- What the exercise asks
Go line by line through the data and copy those with the word "hours".

- Task input
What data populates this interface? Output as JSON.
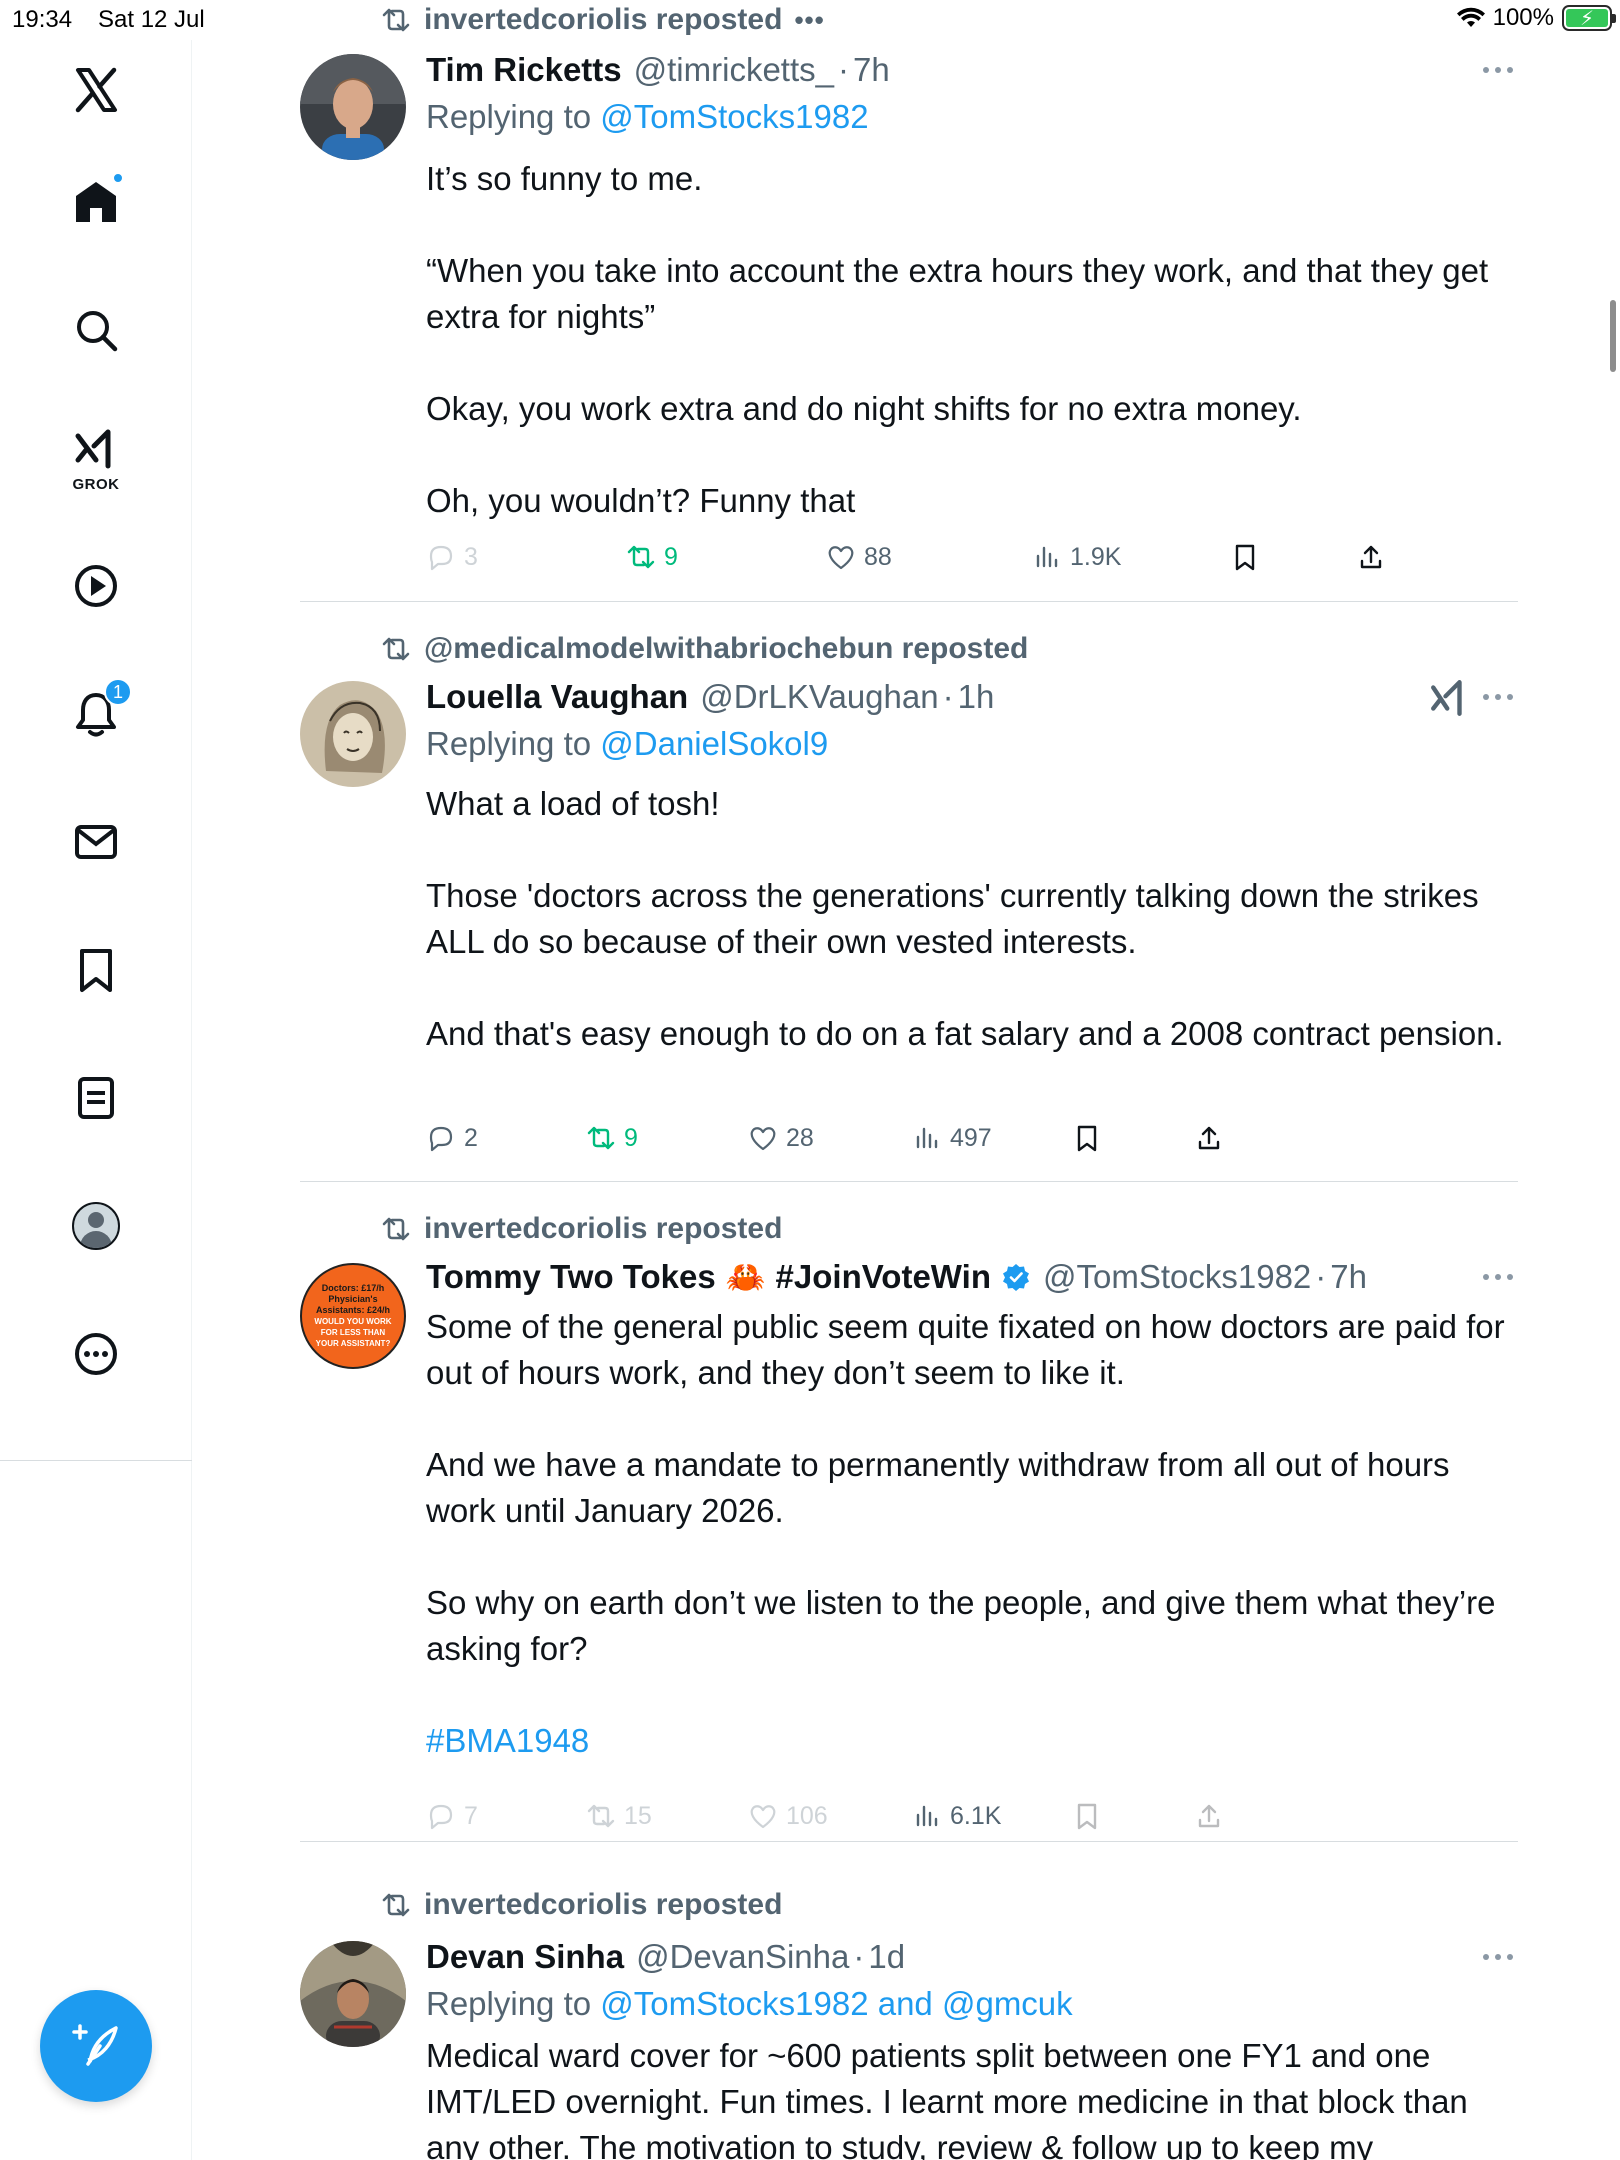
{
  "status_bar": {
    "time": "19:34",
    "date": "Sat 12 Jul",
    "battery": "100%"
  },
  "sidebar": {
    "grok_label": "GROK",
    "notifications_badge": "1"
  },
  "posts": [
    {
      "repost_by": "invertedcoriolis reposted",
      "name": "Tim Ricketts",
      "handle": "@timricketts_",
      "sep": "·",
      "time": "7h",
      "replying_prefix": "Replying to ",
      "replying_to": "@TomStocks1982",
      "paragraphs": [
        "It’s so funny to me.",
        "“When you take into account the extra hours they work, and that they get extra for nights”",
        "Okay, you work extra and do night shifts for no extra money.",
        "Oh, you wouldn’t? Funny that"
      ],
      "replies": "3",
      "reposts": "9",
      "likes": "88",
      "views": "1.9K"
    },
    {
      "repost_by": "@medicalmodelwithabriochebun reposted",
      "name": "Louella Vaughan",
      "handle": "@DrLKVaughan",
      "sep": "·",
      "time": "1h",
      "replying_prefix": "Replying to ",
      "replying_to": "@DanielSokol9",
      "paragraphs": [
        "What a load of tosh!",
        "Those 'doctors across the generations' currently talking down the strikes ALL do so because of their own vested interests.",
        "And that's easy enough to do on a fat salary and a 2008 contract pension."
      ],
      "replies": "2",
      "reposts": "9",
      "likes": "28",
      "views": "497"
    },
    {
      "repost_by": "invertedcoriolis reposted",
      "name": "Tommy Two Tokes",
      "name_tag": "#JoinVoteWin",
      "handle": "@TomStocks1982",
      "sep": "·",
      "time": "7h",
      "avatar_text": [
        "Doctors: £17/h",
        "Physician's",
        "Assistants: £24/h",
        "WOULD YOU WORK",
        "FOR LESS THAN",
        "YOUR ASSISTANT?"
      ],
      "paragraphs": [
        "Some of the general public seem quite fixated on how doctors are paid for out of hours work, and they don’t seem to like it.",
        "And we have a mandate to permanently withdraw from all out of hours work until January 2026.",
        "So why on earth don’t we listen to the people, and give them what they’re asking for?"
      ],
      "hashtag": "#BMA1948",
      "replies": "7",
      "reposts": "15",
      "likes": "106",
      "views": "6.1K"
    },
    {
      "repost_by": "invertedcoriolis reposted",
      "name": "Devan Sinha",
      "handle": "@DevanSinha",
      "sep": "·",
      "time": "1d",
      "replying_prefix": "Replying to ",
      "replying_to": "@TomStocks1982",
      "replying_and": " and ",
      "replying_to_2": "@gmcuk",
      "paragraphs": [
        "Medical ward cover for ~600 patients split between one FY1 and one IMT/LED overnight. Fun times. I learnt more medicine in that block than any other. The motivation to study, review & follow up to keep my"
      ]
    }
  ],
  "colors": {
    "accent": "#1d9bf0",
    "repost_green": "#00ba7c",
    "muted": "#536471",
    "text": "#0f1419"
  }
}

...

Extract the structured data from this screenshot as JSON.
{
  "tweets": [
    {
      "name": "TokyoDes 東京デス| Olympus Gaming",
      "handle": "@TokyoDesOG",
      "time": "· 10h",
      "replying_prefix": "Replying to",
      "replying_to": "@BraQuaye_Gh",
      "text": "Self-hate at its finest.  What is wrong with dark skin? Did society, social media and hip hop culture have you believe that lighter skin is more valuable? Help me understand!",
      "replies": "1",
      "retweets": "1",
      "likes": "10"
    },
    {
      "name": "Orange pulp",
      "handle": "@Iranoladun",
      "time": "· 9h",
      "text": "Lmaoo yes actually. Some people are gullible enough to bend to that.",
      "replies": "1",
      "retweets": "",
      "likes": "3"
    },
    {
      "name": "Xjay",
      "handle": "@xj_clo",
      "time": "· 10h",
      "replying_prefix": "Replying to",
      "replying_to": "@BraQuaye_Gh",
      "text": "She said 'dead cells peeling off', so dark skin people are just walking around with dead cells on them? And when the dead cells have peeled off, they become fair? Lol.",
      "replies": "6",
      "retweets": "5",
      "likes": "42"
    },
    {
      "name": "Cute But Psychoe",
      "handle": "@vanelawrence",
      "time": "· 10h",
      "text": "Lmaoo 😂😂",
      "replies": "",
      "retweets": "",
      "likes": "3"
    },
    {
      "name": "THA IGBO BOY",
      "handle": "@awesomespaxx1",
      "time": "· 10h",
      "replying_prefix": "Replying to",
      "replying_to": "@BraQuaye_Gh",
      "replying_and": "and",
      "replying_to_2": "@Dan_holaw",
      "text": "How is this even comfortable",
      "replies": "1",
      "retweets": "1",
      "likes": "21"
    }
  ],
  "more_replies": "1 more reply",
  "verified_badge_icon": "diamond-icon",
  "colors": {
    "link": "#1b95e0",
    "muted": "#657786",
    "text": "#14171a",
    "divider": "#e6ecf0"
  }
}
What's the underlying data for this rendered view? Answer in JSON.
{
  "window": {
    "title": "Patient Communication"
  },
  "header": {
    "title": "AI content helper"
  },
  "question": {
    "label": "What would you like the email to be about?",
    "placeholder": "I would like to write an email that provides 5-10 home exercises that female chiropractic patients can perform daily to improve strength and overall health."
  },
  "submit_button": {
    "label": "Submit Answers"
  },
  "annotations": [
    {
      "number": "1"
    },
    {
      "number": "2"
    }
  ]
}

- Output of the exercise
        "“When you take into account the extra hours they work, and that they get extra for nights”",
        "Some of the general public seem quite fixated on how doctors are paid for out of hours work, and they don’t seem to like it.",
        "And we have a mandate to permanently withdraw from all out of hours work until January 2026.",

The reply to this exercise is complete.